Records from a data source
"""

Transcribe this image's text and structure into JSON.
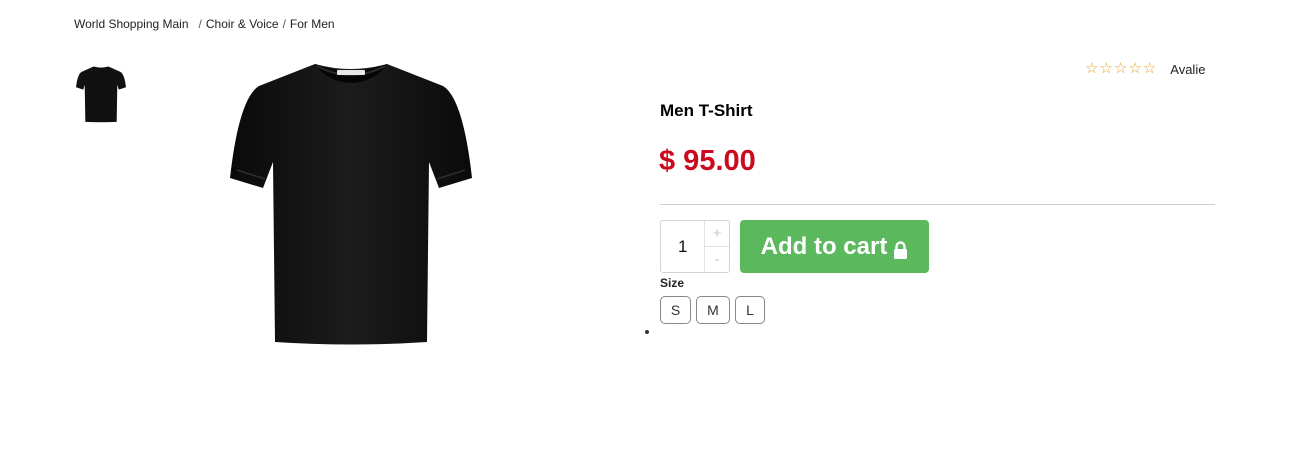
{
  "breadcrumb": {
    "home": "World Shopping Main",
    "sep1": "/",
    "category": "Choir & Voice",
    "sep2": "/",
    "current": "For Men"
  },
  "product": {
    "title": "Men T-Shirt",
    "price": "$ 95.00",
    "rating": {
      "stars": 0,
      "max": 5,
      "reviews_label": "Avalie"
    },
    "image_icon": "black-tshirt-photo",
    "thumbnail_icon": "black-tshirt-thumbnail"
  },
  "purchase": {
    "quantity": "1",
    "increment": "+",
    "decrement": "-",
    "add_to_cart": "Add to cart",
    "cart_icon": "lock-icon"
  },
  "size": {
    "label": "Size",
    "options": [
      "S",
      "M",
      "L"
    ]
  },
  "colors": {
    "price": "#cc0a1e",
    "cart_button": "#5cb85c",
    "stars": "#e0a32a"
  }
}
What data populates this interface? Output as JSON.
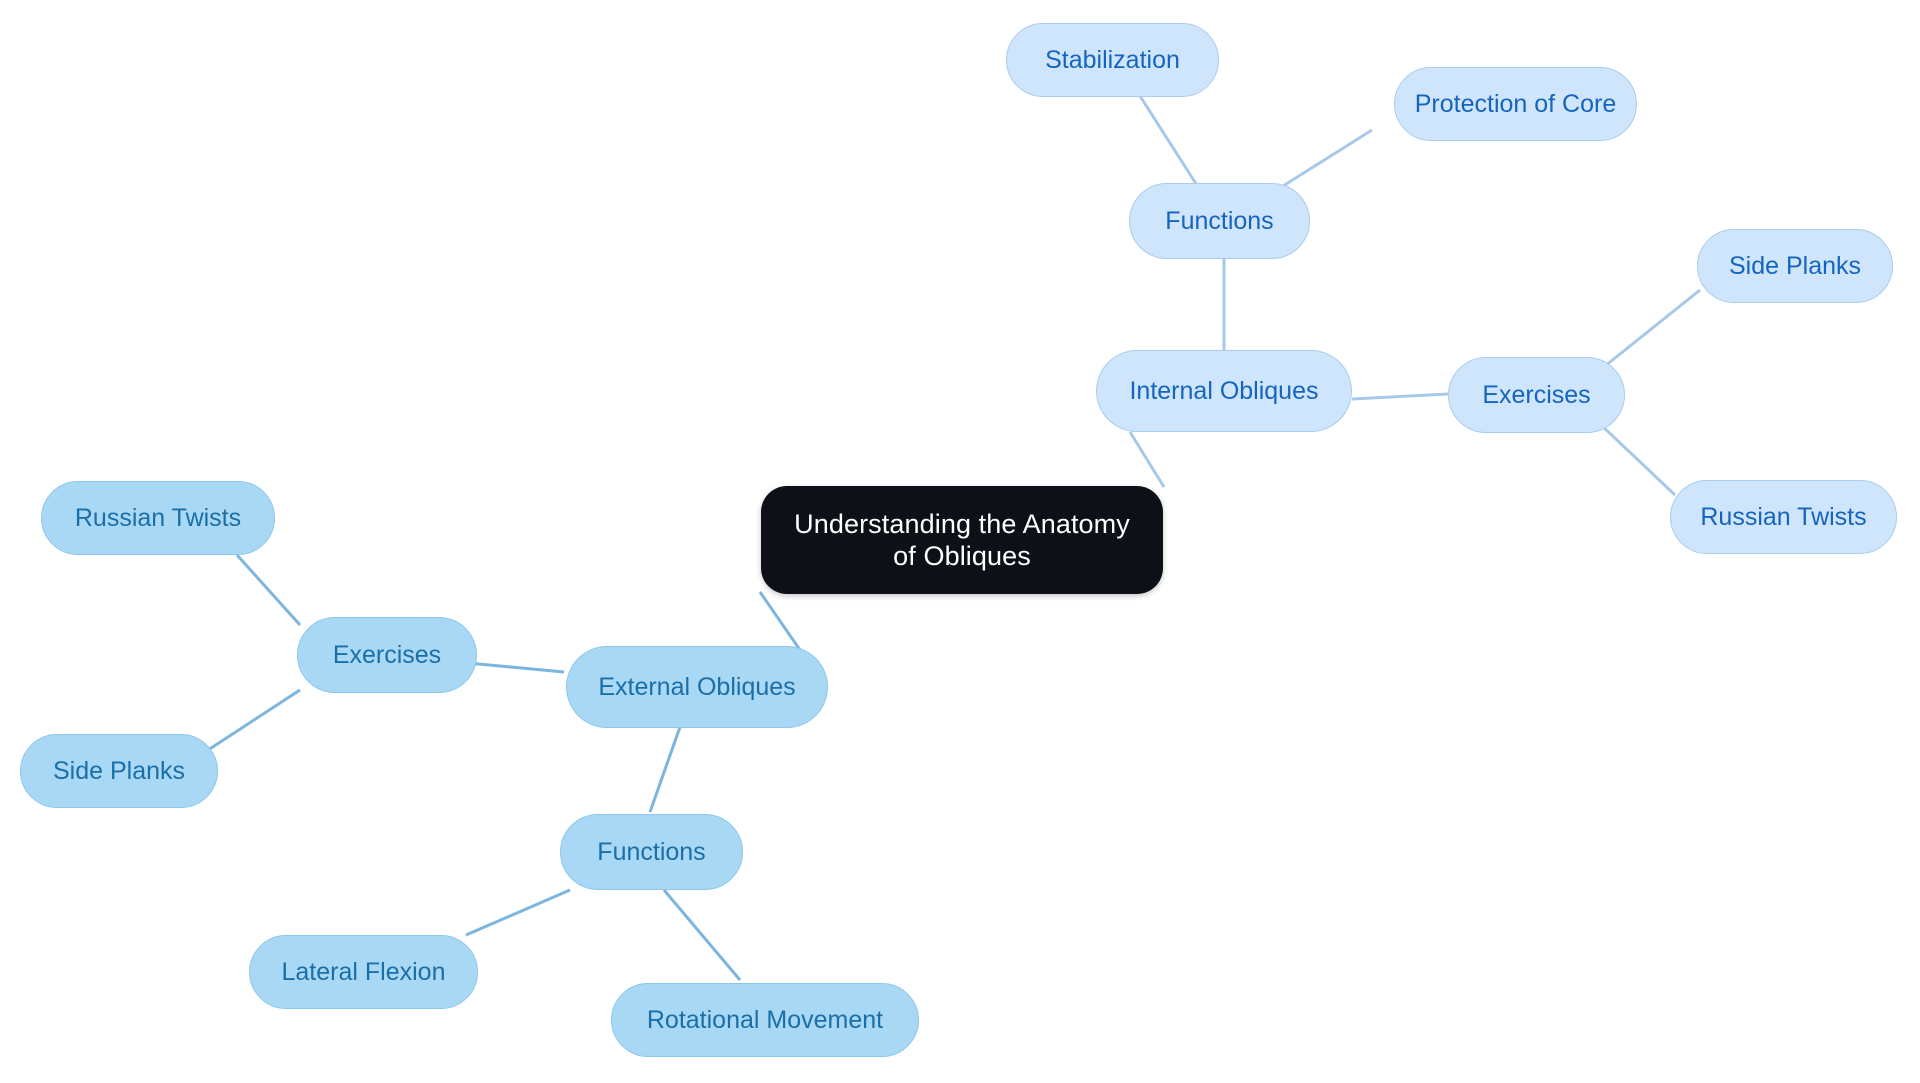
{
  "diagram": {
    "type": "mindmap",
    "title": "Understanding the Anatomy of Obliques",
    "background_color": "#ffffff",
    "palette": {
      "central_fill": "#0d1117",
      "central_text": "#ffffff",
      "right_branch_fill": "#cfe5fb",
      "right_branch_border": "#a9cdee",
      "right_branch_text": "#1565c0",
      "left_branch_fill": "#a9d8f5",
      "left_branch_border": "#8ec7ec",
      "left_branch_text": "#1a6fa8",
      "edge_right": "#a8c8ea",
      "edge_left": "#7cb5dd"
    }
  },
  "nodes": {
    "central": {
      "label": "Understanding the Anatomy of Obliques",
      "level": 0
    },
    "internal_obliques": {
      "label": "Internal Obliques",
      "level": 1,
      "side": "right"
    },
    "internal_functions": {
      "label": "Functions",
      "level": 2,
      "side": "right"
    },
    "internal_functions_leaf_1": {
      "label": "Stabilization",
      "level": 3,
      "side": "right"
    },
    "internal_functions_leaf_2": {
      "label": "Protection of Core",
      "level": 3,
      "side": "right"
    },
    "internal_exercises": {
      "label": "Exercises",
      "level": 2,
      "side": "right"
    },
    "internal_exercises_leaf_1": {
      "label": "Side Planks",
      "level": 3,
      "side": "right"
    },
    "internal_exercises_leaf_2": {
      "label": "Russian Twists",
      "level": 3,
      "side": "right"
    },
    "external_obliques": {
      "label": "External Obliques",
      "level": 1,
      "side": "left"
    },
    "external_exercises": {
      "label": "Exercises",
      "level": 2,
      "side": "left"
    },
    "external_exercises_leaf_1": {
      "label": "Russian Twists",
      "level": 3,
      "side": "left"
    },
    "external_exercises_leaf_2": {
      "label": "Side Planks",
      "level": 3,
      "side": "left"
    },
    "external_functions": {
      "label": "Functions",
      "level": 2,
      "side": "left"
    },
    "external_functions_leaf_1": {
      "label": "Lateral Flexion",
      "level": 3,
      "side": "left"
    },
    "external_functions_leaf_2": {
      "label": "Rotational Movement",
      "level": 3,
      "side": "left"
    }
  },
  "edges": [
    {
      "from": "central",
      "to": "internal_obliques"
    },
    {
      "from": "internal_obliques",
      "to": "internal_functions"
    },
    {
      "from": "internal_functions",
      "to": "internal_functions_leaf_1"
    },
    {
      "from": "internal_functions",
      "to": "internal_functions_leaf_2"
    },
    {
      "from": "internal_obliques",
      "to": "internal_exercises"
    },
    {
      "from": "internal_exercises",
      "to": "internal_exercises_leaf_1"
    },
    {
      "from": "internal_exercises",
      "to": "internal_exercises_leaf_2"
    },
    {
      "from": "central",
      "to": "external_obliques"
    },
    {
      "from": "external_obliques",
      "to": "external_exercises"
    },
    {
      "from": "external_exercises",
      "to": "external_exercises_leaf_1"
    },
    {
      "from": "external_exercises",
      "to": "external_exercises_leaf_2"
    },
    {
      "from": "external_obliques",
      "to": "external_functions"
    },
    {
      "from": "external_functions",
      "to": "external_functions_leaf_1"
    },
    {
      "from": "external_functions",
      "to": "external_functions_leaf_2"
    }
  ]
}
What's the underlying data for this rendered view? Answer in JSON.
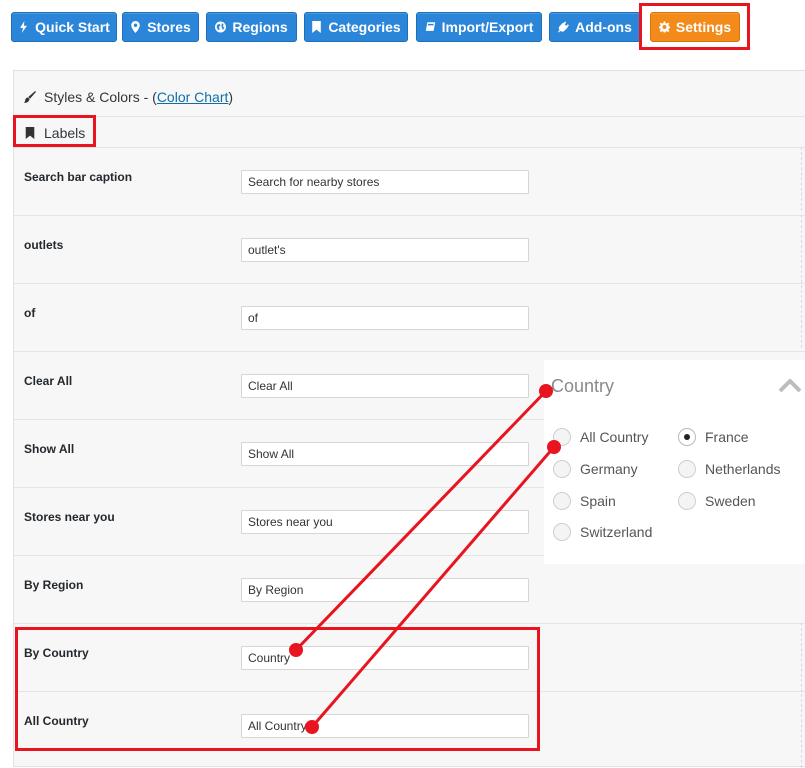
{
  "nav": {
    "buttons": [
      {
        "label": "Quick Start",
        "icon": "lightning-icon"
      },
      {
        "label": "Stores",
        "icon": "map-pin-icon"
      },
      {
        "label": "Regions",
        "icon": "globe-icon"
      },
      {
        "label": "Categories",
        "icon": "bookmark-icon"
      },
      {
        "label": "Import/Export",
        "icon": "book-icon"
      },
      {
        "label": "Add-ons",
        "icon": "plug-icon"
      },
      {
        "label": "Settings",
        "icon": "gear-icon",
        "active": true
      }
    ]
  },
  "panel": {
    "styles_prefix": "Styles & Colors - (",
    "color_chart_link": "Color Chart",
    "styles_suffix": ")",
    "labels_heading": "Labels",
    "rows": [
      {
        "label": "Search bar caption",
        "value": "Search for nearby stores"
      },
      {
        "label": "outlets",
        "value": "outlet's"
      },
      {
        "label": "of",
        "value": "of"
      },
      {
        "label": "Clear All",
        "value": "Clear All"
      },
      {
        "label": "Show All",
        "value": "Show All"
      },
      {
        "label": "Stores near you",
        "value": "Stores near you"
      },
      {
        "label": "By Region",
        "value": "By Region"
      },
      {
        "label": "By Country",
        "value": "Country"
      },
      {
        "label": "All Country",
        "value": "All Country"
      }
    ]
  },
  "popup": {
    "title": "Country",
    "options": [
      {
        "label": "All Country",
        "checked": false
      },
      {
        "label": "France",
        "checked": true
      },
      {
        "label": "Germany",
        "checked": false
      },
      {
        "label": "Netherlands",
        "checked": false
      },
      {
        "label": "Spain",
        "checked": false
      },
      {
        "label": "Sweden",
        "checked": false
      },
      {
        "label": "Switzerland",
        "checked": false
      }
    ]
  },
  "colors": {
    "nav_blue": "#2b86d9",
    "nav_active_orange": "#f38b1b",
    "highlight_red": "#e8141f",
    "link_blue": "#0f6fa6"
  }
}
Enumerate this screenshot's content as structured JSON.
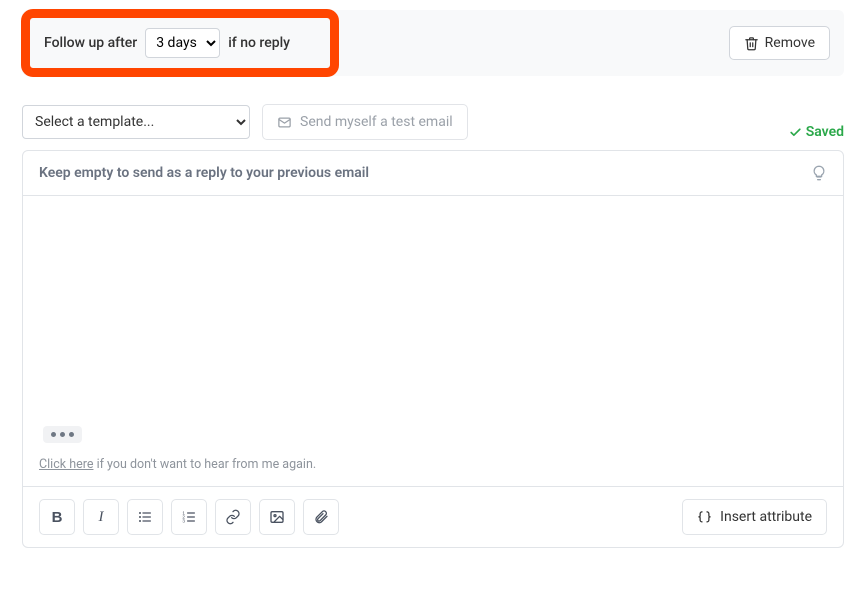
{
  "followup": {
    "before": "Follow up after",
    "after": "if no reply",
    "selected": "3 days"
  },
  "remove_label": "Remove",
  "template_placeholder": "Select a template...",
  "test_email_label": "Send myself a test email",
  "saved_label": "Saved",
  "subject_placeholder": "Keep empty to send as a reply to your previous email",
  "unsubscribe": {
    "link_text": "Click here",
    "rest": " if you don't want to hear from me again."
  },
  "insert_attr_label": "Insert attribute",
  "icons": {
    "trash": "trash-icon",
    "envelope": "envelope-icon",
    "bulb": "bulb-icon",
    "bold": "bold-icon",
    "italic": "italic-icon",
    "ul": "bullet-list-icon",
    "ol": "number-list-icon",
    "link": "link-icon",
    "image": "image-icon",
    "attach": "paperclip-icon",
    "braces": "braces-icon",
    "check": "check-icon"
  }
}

"""

__Instruction__. Each record must be quoted in full and exactly. Do not include the pictures.

__Output below__.
Transcribe this image's text and structure into JSON.
{
  "breadcrumb": {
    "home": "World Shopping Main",
    "sep1": "/",
    "category": "Choir & Voice",
    "sep2": "/",
    "current": "For Men"
  },
  "product": {
    "title": "Men T-Shirt",
    "price": "$ 95.00",
    "rating": {
      "stars": 0,
      "max": 5,
      "reviews_label": "Avalie"
    },
    "image_icon": "black-tshirt-photo",
    "thumbnail_icon": "black-tshirt-thumbnail"
  },
  "purchase": {
    "quantity": "1",
    "increment": "+",
    "decrement": "-",
    "add_to_cart": "Add to cart",
    "cart_icon": "lock-icon"
  },
  "size": {
    "label": "Size",
    "options": [
      "S",
      "M",
      "L"
    ]
  },
  "colors": {
    "price": "#cc0a1e",
    "cart_button": "#5cb85c",
    "stars": "#e0a32a"
  }
}
What data populates this interface? Output as JSON.
{
  "diagram": {
    "type": "mindmap",
    "title": "Understanding the Anatomy of Obliques",
    "background_color": "#ffffff",
    "palette": {
      "central_fill": "#0d1117",
      "central_text": "#ffffff",
      "right_branch_fill": "#cfe5fb",
      "right_branch_border": "#a9cdee",
      "right_branch_text": "#1565c0",
      "left_branch_fill": "#a9d8f5",
      "left_branch_border": "#8ec7ec",
      "left_branch_text": "#1a6fa8",
      "edge_right": "#a8c8ea",
      "edge_left": "#7cb5dd"
    }
  },
  "nodes": {
    "central": {
      "label": "Understanding the Anatomy of Obliques",
      "level": 0
    },
    "internal_obliques": {
      "label": "Internal Obliques",
      "level": 1,
      "side": "right"
    },
    "internal_functions": {
      "label": "Functions",
      "level": 2,
      "side": "right"
    },
    "internal_functions_leaf_1": {
      "label": "Stabilization",
      "level": 3,
      "side": "right"
    },
    "internal_functions_leaf_2": {
      "label": "Protection of Core",
      "level": 3,
      "side": "right"
    },
    "internal_exercises": {
      "label": "Exercises",
      "level": 2,
      "side": "right"
    },
    "internal_exercises_leaf_1": {
      "label": "Side Planks",
      "level": 3,
      "side": "right"
    },
    "internal_exercises_leaf_2": {
      "label": "Russian Twists",
      "level": 3,
      "side": "right"
    },
    "external_obliques": {
      "label": "External Obliques",
      "level": 1,
      "side": "left"
    },
    "external_exercises": {
      "label": "Exercises",
      "level": 2,
      "side": "left"
    },
    "external_exercises_leaf_1": {
      "label": "Russian Twists",
      "level": 3,
      "side": "left"
    },
    "external_exercises_leaf_2": {
      "label": "Side Planks",
      "level": 3,
      "side": "left"
    },
    "external_functions": {
      "label": "Functions",
      "level": 2,
      "side": "left"
    },
    "external_functions_leaf_1": {
      "label": "Lateral Flexion",
      "level": 3,
      "side": "left"
    },
    "external_functions_leaf_2": {
      "label": "Rotational Movement",
      "level": 3,
      "side": "left"
    }
  },
  "edges": [
    {
      "from": "central",
      "to": "internal_obliques"
    },
    {
      "from": "internal_obliques",
      "to": "internal_functions"
    },
    {
      "from": "internal_functions",
      "to": "internal_functions_leaf_1"
    },
    {
      "from": "internal_functions",
      "to": "internal_functions_leaf_2"
    },
    {
      "from": "internal_obliques",
      "to": "internal_exercises"
    },
    {
      "from": "internal_exercises",
      "to": "internal_exercises_leaf_1"
    },
    {
      "from": "internal_exercises",
      "to": "internal_exercises_leaf_2"
    },
    {
      "from": "central",
      "to": "external_obliques"
    },
    {
      "from": "external_obliques",
      "to": "external_exercises"
    },
    {
      "from": "external_exercises",
      "to": "external_exercises_leaf_1"
    },
    {
      "from": "external_exercises",
      "to": "external_exercises_leaf_2"
    },
    {
      "from": "external_obliques",
      "to": "external_functions"
    },
    {
      "from": "external_functions",
      "to": "external_functions_leaf_1"
    },
    {
      "from": "external_functions",
      "to": "external_functions_leaf_2"
    }
  ]
}
What's the underlying data for this rendered view? Answer in JSON.
{
  "nav": {
    "buttons": [
      {
        "label": "Quick Start",
        "icon": "lightning-icon"
      },
      {
        "label": "Stores",
        "icon": "map-pin-icon"
      },
      {
        "label": "Regions",
        "icon": "globe-icon"
      },
      {
        "label": "Categories",
        "icon": "bookmark-icon"
      },
      {
        "label": "Import/Export",
        "icon": "book-icon"
      },
      {
        "label": "Add-ons",
        "icon": "plug-icon"
      },
      {
        "label": "Settings",
        "icon": "gear-icon",
        "active": true
      }
    ]
  },
  "panel": {
    "styles_prefix": "Styles & Colors - (",
    "color_chart_link": "Color Chart",
    "styles_suffix": ")",
    "labels_heading": "Labels",
    "rows": [
      {
        "label": "Search bar caption",
        "value": "Search for nearby stores"
      },
      {
        "label": "outlets",
        "value": "outlet's"
      },
      {
        "label": "of",
        "value": "of"
      },
      {
        "label": "Clear All",
        "value": "Clear All"
      },
      {
        "label": "Show All",
        "value": "Show All"
      },
      {
        "label": "Stores near you",
        "value": "Stores near you"
      },
      {
        "label": "By Region",
        "value": "By Region"
      },
      {
        "label": "By Country",
        "value": "Country"
      },
      {
        "label": "All Country",
        "value": "All Country"
      }
    ]
  },
  "popup": {
    "title": "Country",
    "options": [
      {
        "label": "All Country",
        "checked": false
      },
      {
        "label": "France",
        "checked": true
      },
      {
        "label": "Germany",
        "checked": false
      },
      {
        "label": "Netherlands",
        "checked": false
      },
      {
        "label": "Spain",
        "checked": false
      },
      {
        "label": "Sweden",
        "checked": false
      },
      {
        "label": "Switzerland",
        "checked": false
      }
    ]
  },
  "colors": {
    "nav_blue": "#2b86d9",
    "nav_active_orange": "#f38b1b",
    "highlight_red": "#e8141f",
    "link_blue": "#0f6fa6"
  }
}
Enumerate this screenshot's content as structured JSON.
{
  "followup": {
    "before": "Follow up after",
    "after": "if no reply",
    "selected": "3 days"
  },
  "remove_label": "Remove",
  "template_placeholder": "Select a template...",
  "test_email_label": "Send myself a test email",
  "saved_label": "Saved",
  "subject_placeholder": "Keep empty to send as a reply to your previous email",
  "unsubscribe": {
    "link_text": "Click here",
    "rest": " if you don't want to hear from me again."
  },
  "insert_attr_label": "Insert attribute",
  "icons": {
    "trash": "trash-icon",
    "envelope": "envelope-icon",
    "bulb": "bulb-icon",
    "bold": "bold-icon",
    "italic": "italic-icon",
    "ul": "bullet-list-icon",
    "ol": "number-list-icon",
    "link": "link-icon",
    "image": "image-icon",
    "attach": "paperclip-icon",
    "braces": "braces-icon",
    "check": "check-icon"
  }
}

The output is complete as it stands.